Problem details: Without the pictures, copy the entries below word for word.

### Supplied records ###

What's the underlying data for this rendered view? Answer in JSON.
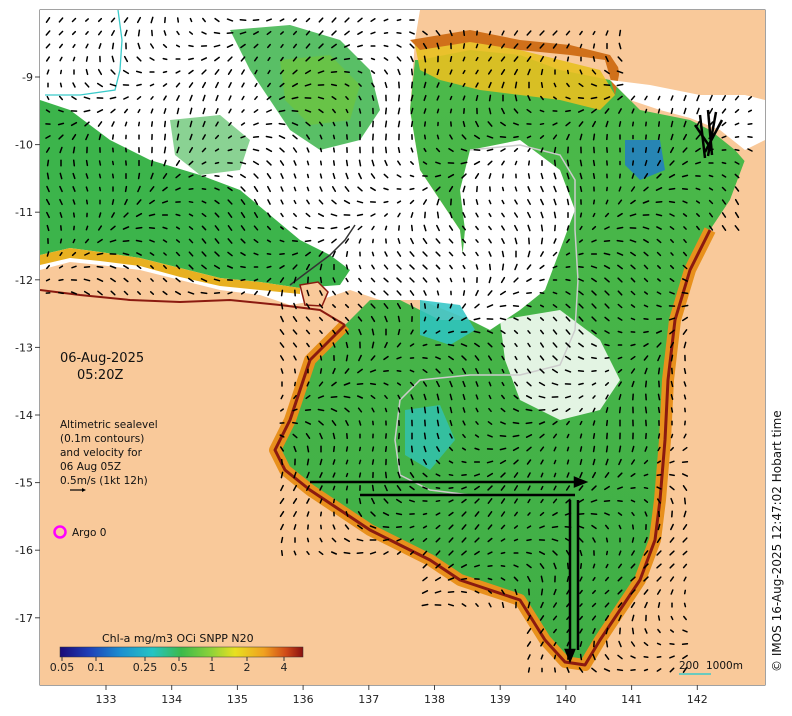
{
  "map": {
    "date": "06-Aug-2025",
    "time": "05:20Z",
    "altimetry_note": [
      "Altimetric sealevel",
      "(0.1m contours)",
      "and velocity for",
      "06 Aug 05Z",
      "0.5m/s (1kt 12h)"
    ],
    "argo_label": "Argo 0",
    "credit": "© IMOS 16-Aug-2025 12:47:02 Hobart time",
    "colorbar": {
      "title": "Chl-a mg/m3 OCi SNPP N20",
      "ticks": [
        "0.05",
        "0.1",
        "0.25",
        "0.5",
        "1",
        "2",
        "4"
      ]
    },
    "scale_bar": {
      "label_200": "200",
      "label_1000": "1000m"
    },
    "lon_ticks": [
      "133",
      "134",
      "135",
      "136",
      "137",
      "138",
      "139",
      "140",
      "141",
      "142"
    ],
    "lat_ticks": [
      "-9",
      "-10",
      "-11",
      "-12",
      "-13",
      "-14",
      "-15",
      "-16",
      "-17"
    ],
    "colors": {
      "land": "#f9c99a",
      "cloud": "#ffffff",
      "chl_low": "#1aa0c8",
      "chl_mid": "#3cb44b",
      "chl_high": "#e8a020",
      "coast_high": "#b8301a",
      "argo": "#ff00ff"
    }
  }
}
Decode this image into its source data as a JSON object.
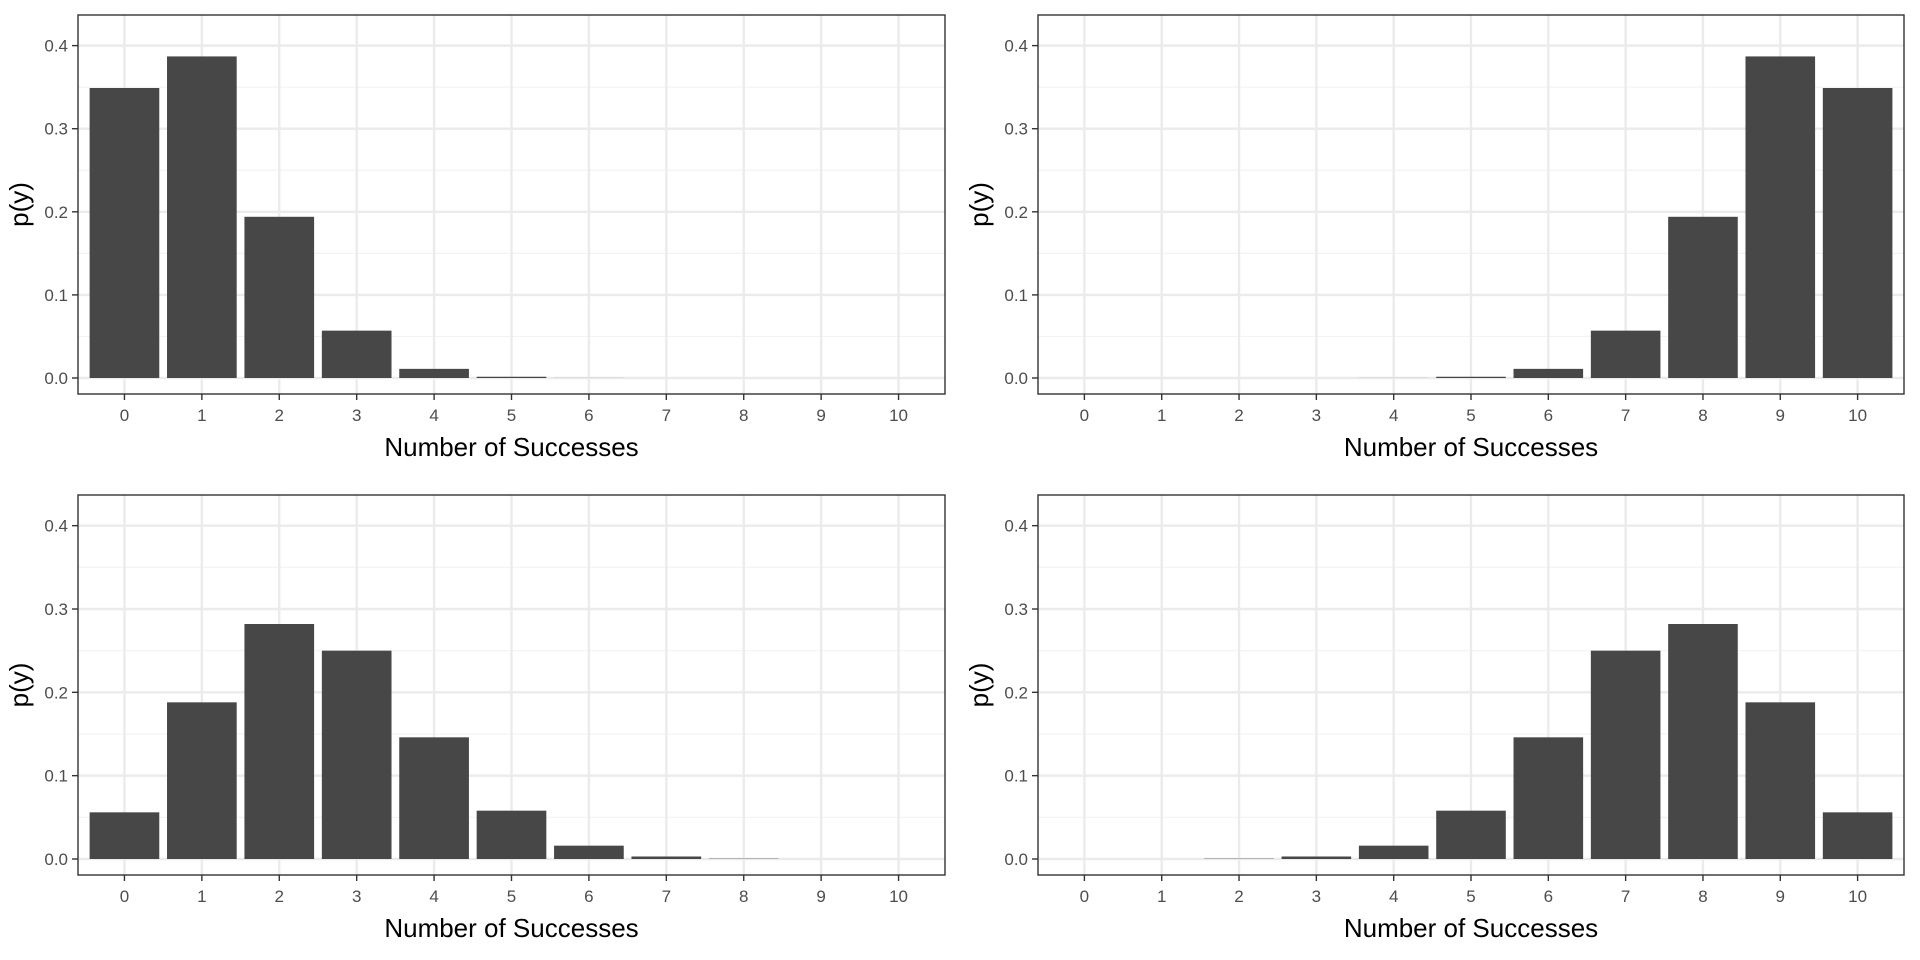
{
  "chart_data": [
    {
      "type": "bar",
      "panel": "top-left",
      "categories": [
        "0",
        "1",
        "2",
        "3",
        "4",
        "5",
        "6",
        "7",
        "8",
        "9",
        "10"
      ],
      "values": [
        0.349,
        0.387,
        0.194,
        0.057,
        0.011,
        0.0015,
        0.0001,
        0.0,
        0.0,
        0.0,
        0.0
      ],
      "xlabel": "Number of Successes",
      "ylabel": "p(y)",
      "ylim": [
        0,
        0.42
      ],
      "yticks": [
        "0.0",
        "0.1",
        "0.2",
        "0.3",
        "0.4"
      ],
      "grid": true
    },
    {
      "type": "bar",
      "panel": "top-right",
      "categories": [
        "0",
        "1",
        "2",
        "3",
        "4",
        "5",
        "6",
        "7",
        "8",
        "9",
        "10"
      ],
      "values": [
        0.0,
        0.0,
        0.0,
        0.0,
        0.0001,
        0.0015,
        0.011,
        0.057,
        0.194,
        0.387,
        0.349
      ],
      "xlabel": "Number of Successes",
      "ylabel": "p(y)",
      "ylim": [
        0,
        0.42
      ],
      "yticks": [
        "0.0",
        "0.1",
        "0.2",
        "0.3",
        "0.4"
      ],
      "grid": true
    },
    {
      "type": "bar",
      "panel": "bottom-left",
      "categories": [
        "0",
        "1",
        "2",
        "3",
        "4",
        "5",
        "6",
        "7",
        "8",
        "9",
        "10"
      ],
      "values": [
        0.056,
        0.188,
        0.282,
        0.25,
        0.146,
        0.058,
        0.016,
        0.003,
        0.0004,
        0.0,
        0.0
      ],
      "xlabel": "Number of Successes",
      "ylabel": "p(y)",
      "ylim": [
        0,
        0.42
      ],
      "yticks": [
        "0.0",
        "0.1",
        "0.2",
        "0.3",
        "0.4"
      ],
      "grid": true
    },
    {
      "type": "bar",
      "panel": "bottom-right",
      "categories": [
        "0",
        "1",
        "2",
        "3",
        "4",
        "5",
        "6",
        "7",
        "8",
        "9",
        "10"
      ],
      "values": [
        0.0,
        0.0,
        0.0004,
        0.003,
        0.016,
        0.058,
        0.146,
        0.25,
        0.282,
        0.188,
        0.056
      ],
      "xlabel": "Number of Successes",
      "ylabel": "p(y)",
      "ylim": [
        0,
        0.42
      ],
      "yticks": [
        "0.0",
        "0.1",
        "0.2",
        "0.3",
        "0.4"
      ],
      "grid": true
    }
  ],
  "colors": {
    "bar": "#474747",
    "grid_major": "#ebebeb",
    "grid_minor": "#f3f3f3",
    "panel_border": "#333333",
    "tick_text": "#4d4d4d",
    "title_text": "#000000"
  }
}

###

Full response:
What's the underlying data for this rendered view? Answer in JSON.
{
  "map": {
    "date": "06-Aug-2025",
    "time": "05:20Z",
    "altimetry_note": [
      "Altimetric sealevel",
      "(0.1m contours)",
      "and velocity for",
      "06 Aug 05Z",
      "0.5m/s (1kt 12h)"
    ],
    "argo_label": "Argo 0",
    "credit": "© IMOS 16-Aug-2025 12:47:02 Hobart time",
    "colorbar": {
      "title": "Chl-a mg/m3 OCi SNPP N20",
      "ticks": [
        "0.05",
        "0.1",
        "0.25",
        "0.5",
        "1",
        "2",
        "4"
      ]
    },
    "scale_bar": {
      "label_200": "200",
      "label_1000": "1000m"
    },
    "lon_ticks": [
      "133",
      "134",
      "135",
      "136",
      "137",
      "138",
      "139",
      "140",
      "141",
      "142"
    ],
    "lat_ticks": [
      "-9",
      "-10",
      "-11",
      "-12",
      "-13",
      "-14",
      "-15",
      "-16",
      "-17"
    ],
    "colors": {
      "land": "#f9c99a",
      "cloud": "#ffffff",
      "chl_low": "#1aa0c8",
      "chl_mid": "#3cb44b",
      "chl_high": "#e8a020",
      "coast_high": "#b8301a",
      "argo": "#ff00ff"
    }
  }
}
Decode this image into its source data as a JSON object.
{
  "chart_data": [
    {
      "type": "bar",
      "panel": "top-left",
      "categories": [
        "0",
        "1",
        "2",
        "3",
        "4",
        "5",
        "6",
        "7",
        "8",
        "9",
        "10"
      ],
      "values": [
        0.349,
        0.387,
        0.194,
        0.057,
        0.011,
        0.0015,
        0.0001,
        0.0,
        0.0,
        0.0,
        0.0
      ],
      "xlabel": "Number of Successes",
      "ylabel": "p(y)",
      "ylim": [
        0,
        0.42
      ],
      "yticks": [
        "0.0",
        "0.1",
        "0.2",
        "0.3",
        "0.4"
      ],
      "grid": true
    },
    {
      "type": "bar",
      "panel": "top-right",
      "categories": [
        "0",
        "1",
        "2",
        "3",
        "4",
        "5",
        "6",
        "7",
        "8",
        "9",
        "10"
      ],
      "values": [
        0.0,
        0.0,
        0.0,
        0.0,
        0.0001,
        0.0015,
        0.011,
        0.057,
        0.194,
        0.387,
        0.349
      ],
      "xlabel": "Number of Successes",
      "ylabel": "p(y)",
      "ylim": [
        0,
        0.42
      ],
      "yticks": [
        "0.0",
        "0.1",
        "0.2",
        "0.3",
        "0.4"
      ],
      "grid": true
    },
    {
      "type": "bar",
      "panel": "bottom-left",
      "categories": [
        "0",
        "1",
        "2",
        "3",
        "4",
        "5",
        "6",
        "7",
        "8",
        "9",
        "10"
      ],
      "values": [
        0.056,
        0.188,
        0.282,
        0.25,
        0.146,
        0.058,
        0.016,
        0.003,
        0.0004,
        0.0,
        0.0
      ],
      "xlabel": "Number of Successes",
      "ylabel": "p(y)",
      "ylim": [
        0,
        0.42
      ],
      "yticks": [
        "0.0",
        "0.1",
        "0.2",
        "0.3",
        "0.4"
      ],
      "grid": true
    },
    {
      "type": "bar",
      "panel": "bottom-right",
      "categories": [
        "0",
        "1",
        "2",
        "3",
        "4",
        "5",
        "6",
        "7",
        "8",
        "9",
        "10"
      ],
      "values": [
        0.0,
        0.0,
        0.0004,
        0.003,
        0.016,
        0.058,
        0.146,
        0.25,
        0.282,
        0.188,
        0.056
      ],
      "xlabel": "Number of Successes",
      "ylabel": "p(y)",
      "ylim": [
        0,
        0.42
      ],
      "yticks": [
        "0.0",
        "0.1",
        "0.2",
        "0.3",
        "0.4"
      ],
      "grid": true
    }
  ],
  "colors": {
    "bar": "#474747",
    "grid_major": "#ebebeb",
    "grid_minor": "#f3f3f3",
    "panel_border": "#333333",
    "tick_text": "#4d4d4d",
    "title_text": "#000000"
  }
}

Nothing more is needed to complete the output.